*INPUT RECORDS*
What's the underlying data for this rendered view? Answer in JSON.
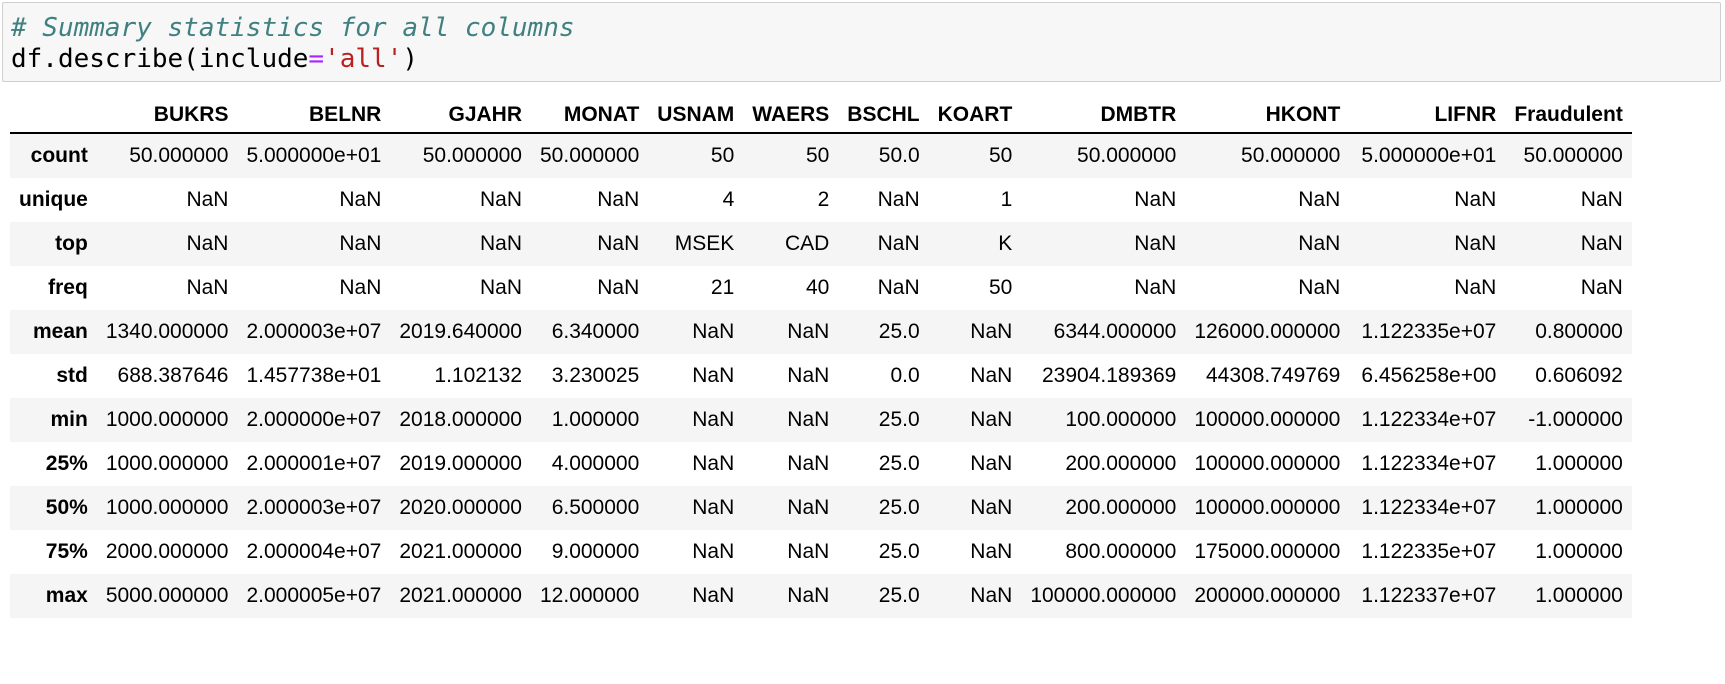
{
  "code_cell": {
    "comment": "# Summary statistics for all columns",
    "code_prefix": "df.describe(include",
    "code_op": "=",
    "code_string": "'all'",
    "code_suffix": ")"
  },
  "table": {
    "corner": "",
    "columns": [
      "BUKRS",
      "BELNR",
      "GJAHR",
      "MONAT",
      "USNAM",
      "WAERS",
      "BSCHL",
      "KOART",
      "DMBTR",
      "HKONT",
      "LIFNR",
      "Fraudulent"
    ],
    "rows": [
      {
        "label": "count",
        "cells": [
          "50.000000",
          "5.000000e+01",
          "50.000000",
          "50.000000",
          "50",
          "50",
          "50.0",
          "50",
          "50.000000",
          "50.000000",
          "5.000000e+01",
          "50.000000"
        ]
      },
      {
        "label": "unique",
        "cells": [
          "NaN",
          "NaN",
          "NaN",
          "NaN",
          "4",
          "2",
          "NaN",
          "1",
          "NaN",
          "NaN",
          "NaN",
          "NaN"
        ]
      },
      {
        "label": "top",
        "cells": [
          "NaN",
          "NaN",
          "NaN",
          "NaN",
          "MSEK",
          "CAD",
          "NaN",
          "K",
          "NaN",
          "NaN",
          "NaN",
          "NaN"
        ]
      },
      {
        "label": "freq",
        "cells": [
          "NaN",
          "NaN",
          "NaN",
          "NaN",
          "21",
          "40",
          "NaN",
          "50",
          "NaN",
          "NaN",
          "NaN",
          "NaN"
        ]
      },
      {
        "label": "mean",
        "cells": [
          "1340.000000",
          "2.000003e+07",
          "2019.640000",
          "6.340000",
          "NaN",
          "NaN",
          "25.0",
          "NaN",
          "6344.000000",
          "126000.000000",
          "1.122335e+07",
          "0.800000"
        ]
      },
      {
        "label": "std",
        "cells": [
          "688.387646",
          "1.457738e+01",
          "1.102132",
          "3.230025",
          "NaN",
          "NaN",
          "0.0",
          "NaN",
          "23904.189369",
          "44308.749769",
          "6.456258e+00",
          "0.606092"
        ]
      },
      {
        "label": "min",
        "cells": [
          "1000.000000",
          "2.000000e+07",
          "2018.000000",
          "1.000000",
          "NaN",
          "NaN",
          "25.0",
          "NaN",
          "100.000000",
          "100000.000000",
          "1.122334e+07",
          "-1.000000"
        ]
      },
      {
        "label": "25%",
        "cells": [
          "1000.000000",
          "2.000001e+07",
          "2019.000000",
          "4.000000",
          "NaN",
          "NaN",
          "25.0",
          "NaN",
          "200.000000",
          "100000.000000",
          "1.122334e+07",
          "1.000000"
        ]
      },
      {
        "label": "50%",
        "cells": [
          "1000.000000",
          "2.000003e+07",
          "2020.000000",
          "6.500000",
          "NaN",
          "NaN",
          "25.0",
          "NaN",
          "200.000000",
          "100000.000000",
          "1.122334e+07",
          "1.000000"
        ]
      },
      {
        "label": "75%",
        "cells": [
          "2000.000000",
          "2.000004e+07",
          "2021.000000",
          "9.000000",
          "NaN",
          "NaN",
          "25.0",
          "NaN",
          "800.000000",
          "175000.000000",
          "1.122335e+07",
          "1.000000"
        ]
      },
      {
        "label": "max",
        "cells": [
          "5000.000000",
          "2.000005e+07",
          "2021.000000",
          "12.000000",
          "NaN",
          "NaN",
          "25.0",
          "NaN",
          "100000.000000",
          "200000.000000",
          "1.122337e+07",
          "1.000000"
        ]
      }
    ]
  }
}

*DIRECTIVE*
Collect each line above holding the string "columns".

*THE RESULT*
    "comment": "# Summary statistics for all columns",
    "columns": [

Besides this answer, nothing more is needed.